◆ EXERCISE DESCRIPTION
Show all lines from the data that include the word "JSON".

◆ Records from a collection of figures
-------------------------
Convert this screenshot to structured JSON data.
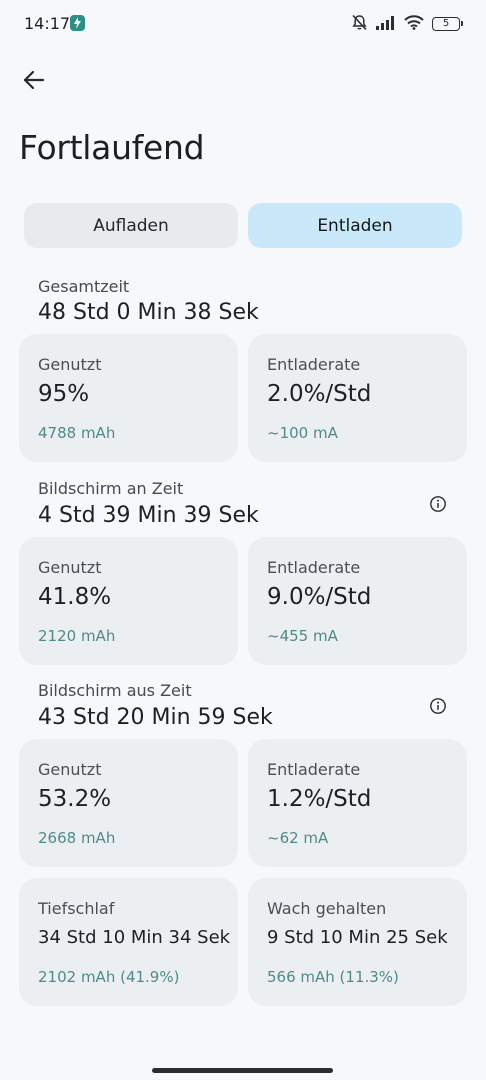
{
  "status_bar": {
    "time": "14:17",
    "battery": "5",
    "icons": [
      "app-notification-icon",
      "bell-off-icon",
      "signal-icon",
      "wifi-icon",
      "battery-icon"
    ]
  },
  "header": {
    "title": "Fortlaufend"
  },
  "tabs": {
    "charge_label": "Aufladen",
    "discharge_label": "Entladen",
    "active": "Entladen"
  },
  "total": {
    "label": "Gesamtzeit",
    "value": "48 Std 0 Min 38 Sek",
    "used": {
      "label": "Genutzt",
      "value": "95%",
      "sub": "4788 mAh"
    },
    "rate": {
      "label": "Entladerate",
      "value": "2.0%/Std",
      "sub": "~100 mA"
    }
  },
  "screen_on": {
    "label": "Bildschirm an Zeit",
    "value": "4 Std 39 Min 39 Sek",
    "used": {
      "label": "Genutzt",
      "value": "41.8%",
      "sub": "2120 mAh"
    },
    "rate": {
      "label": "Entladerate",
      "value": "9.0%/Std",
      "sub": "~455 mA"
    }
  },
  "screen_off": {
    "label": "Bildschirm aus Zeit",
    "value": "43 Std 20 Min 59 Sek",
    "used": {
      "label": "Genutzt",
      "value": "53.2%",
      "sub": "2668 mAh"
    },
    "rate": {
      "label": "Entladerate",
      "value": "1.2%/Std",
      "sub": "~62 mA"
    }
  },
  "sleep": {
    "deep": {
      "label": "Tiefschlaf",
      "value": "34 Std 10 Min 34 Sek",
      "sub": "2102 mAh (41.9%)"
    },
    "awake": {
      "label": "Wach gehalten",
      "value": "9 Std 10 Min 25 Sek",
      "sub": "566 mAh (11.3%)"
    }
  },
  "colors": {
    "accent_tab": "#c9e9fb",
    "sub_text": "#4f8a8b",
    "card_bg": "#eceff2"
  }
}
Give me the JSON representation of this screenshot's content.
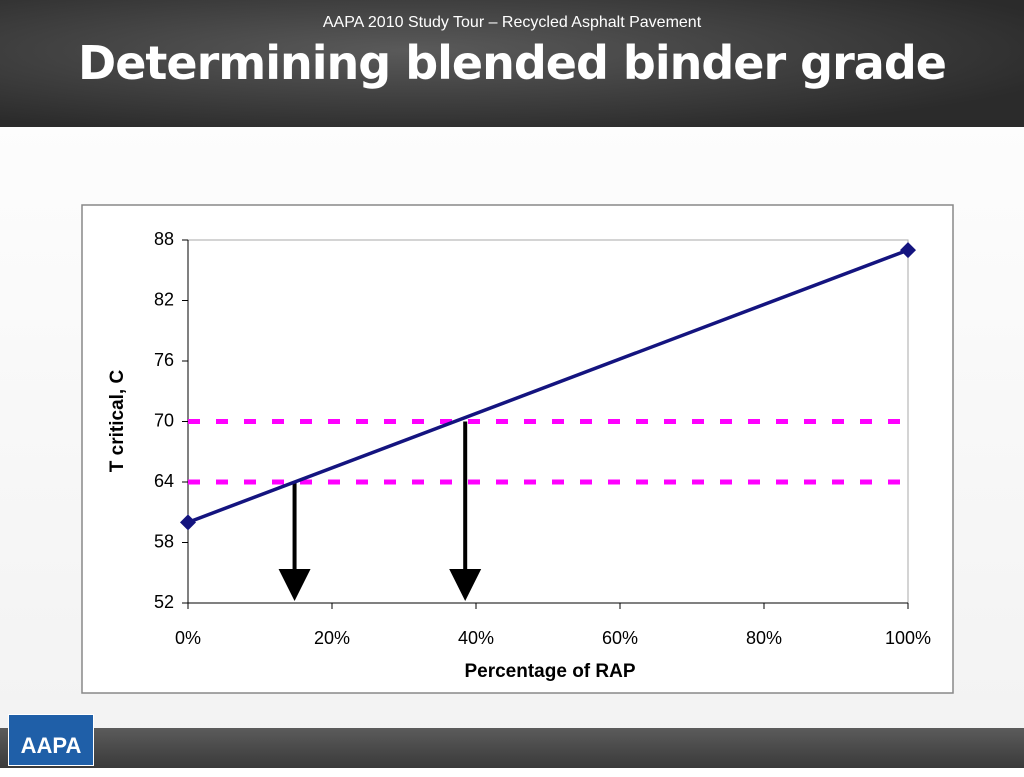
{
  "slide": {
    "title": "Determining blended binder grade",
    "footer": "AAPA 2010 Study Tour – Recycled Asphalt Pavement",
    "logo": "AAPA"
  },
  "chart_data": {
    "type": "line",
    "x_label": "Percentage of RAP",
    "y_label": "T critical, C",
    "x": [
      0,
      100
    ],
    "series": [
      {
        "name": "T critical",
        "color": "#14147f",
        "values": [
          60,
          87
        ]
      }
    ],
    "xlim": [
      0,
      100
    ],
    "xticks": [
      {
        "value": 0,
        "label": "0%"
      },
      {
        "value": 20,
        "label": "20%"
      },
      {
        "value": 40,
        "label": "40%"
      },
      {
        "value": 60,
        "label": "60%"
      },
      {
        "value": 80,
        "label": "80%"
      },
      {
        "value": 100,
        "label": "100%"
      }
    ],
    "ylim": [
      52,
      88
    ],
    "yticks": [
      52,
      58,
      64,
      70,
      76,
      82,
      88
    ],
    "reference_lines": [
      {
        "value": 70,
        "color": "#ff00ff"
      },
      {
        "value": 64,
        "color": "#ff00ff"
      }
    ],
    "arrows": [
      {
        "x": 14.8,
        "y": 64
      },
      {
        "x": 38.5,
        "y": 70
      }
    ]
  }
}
-------------------------
◆ SOLUTION FOR THIS PROBLEM
Convert this screenshot to structured JSON data.
Give me the JSON representation of this screenshot's content.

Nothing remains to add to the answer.